Rewrite each line of the listing below as a string in a JSON list, one string per line, omitting any blank lines.

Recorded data
<<<<
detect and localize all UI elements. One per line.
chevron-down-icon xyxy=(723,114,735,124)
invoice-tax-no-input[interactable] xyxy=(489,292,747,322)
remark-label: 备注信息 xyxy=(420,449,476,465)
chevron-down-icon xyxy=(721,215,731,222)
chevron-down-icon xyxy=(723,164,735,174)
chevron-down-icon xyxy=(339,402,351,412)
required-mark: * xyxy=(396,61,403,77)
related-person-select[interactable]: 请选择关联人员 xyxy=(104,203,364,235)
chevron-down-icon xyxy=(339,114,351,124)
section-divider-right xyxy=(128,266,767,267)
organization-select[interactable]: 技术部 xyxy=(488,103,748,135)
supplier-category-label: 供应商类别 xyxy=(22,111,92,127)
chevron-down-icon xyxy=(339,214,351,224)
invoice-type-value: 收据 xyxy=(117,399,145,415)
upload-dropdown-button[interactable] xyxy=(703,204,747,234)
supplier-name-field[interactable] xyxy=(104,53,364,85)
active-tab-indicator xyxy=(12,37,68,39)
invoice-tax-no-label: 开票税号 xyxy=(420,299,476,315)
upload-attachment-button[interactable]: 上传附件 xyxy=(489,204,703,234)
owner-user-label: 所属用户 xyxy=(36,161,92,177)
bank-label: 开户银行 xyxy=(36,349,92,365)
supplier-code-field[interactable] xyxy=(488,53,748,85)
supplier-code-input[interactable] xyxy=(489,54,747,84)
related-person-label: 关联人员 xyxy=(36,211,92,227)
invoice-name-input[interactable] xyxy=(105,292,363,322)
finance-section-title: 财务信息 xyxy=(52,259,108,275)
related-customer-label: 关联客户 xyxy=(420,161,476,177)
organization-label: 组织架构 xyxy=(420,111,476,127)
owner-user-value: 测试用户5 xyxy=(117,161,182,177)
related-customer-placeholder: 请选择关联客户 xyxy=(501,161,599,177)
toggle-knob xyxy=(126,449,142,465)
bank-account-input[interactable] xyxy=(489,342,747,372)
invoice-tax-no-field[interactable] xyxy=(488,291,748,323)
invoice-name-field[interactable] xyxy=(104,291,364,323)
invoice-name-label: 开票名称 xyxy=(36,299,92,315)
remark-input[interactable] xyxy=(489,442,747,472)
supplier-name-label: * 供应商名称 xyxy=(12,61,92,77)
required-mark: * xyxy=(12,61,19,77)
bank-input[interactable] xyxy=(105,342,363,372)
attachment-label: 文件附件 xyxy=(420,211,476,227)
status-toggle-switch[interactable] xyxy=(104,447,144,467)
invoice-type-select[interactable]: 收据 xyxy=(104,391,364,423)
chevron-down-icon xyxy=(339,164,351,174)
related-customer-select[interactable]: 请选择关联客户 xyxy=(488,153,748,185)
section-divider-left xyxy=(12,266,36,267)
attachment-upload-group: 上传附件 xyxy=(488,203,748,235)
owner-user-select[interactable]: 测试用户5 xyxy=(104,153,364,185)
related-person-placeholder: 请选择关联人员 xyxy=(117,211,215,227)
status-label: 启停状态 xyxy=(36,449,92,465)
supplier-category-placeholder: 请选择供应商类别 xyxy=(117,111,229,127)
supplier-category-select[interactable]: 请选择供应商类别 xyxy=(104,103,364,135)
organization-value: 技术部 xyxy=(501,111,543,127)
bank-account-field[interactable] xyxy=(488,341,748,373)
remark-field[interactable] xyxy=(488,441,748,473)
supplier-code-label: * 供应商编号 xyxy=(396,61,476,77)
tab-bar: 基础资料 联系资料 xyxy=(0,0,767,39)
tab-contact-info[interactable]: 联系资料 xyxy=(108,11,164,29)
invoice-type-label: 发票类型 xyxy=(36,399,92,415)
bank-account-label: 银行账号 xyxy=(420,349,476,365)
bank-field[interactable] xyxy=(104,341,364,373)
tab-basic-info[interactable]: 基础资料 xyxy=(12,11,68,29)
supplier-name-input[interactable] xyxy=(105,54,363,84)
>>>>
*Solution*.
[
  "detect and localize all UI elements. One per line.",
  "chevron-down-icon xyxy=(723,114,735,124)",
  "invoice-tax-no-input[interactable] xyxy=(489,292,747,322)",
  "remark-label: 备注信息 xyxy=(420,449,476,465)",
  "chevron-down-icon xyxy=(721,215,731,222)",
  "chevron-down-icon xyxy=(723,164,735,174)",
  "chevron-down-icon xyxy=(339,402,351,412)",
  "required-mark: * xyxy=(396,61,403,77)",
  "related-person-select[interactable]: 请选择关联人员 xyxy=(104,203,364,235)",
  "chevron-down-icon xyxy=(339,114,351,124)",
  "section-divider-right xyxy=(128,266,767,267)",
  "organization-select[interactable]: 技术部 xyxy=(488,103,748,135)",
  "supplier-category-label: 供应商类别 xyxy=(22,111,92,127)",
  "chevron-down-icon xyxy=(339,214,351,224)",
  "invoice-type-value: 收据 xyxy=(117,399,145,415)",
  "upload-dropdown-button[interactable] xyxy=(703,204,747,234)",
  "supplier-name-field[interactable] xyxy=(104,53,364,85)",
  "active-tab-indicator xyxy=(12,37,68,39)",
  "invoice-tax-no-label: 开票税号 xyxy=(420,299,476,315)",
  "upload-attachment-button[interactable]: 上传附件 xyxy=(489,204,703,234)",
  "owner-user-label: 所属用户 xyxy=(36,161,92,177)",
  "bank-label: 开户银行 xyxy=(36,349,92,365)",
  "supplier-code-field[interactable] xyxy=(488,53,748,85)",
  "supplier-code-input[interactable] xyxy=(489,54,747,84)",
  "related-person-label: 关联人员 xyxy=(36,211,92,227)",
  "invoice-name-input[interactable] xyxy=(105,292,363,322)",
  "finance-section-title: 财务信息 xyxy=(52,259,108,275)",
  "related-customer-label: 关联客户 xyxy=(420,161,476,177)",
  "organization-label: 组织架构 xyxy=(420,111,476,127)",
  "owner-user-value: 测试用户5 xyxy=(117,161,182,177)",
  "related-customer-placeholder: 请选择关联客户 xyxy=(501,161,599,177)",
  "toggle-knob xyxy=(126,449,142,465)",
  "bank-account-input[interactable] xyxy=(489,342,747,372)",
  "invoice-tax-no-field[interactable] xyxy=(488,291,748,323)",
  "invoice-name-field[interactable] xyxy=(104,291,364,323)",
  "invoice-name-label: 开票名称 xyxy=(36,299,92,315)",
  "remark-input[interactable] xyxy=(489,442,747,472)",
  "supplier-name-label: * 供应商名称 xyxy=(12,61,92,77)",
  "required-mark: * xyxy=(12,61,19,77)",
  "bank-input[interactable] xyxy=(105,342,363,372)",
  "attachment-label: 文件附件 xyxy=(420,211,476,227)",
  "status-toggle-switch[interactable] xyxy=(104,447,144,467)",
  "invoice-type-select[interactable]: 收据 xyxy=(104,391,364,423)",
  "chevron-down-icon xyxy=(339,164,351,174)",
  "related-customer-select[interactable]: 请选择关联客户 xyxy=(488,153,748,185)",
  "section-divider-left xyxy=(12,266,36,267)",
  "attachment-upload-group: 上传附件 xyxy=(488,203,748,235)",
  "owner-user-select[interactable]: 测试用户5 xyxy=(104,153,364,185)",
  "related-person-placeholder: 请选择关联人员 xyxy=(117,211,215,227)",
  "status-label: 启停状态 xyxy=(36,449,92,465)",
  "supplier-category-placeholder: 请选择供应商类别 xyxy=(117,111,229,127)",
  "supplier-category-select[interactable]: 请选择供应商类别 xyxy=(104,103,364,135)",
  "organization-value: 技术部 xyxy=(501,111,543,127)",
  "bank-account-field[interactable] xyxy=(488,341,748,373)",
  "remark-field[interactable] xyxy=(488,441,748,473)",
  "supplier-code-label: * 供应商编号 xyxy=(396,61,476,77)",
  "tab-bar: 基础资料 联系资料 xyxy=(0,0,767,39)",
  "tab-contact-info[interactable]: 联系资料 xyxy=(108,11,164,29)",
  "invoice-type-label: 发票类型 xyxy=(36,399,92,415)",
  "bank-account-label: 银行账号 xyxy=(420,349,476,365)",
  "bank-field[interactable] xyxy=(104,341,364,373)",
  "tab-basic-info[interactable]: 基础资料 xyxy=(12,11,68,29)",
  "supplier-name-input[interactable] xyxy=(105,54,363,84)"
]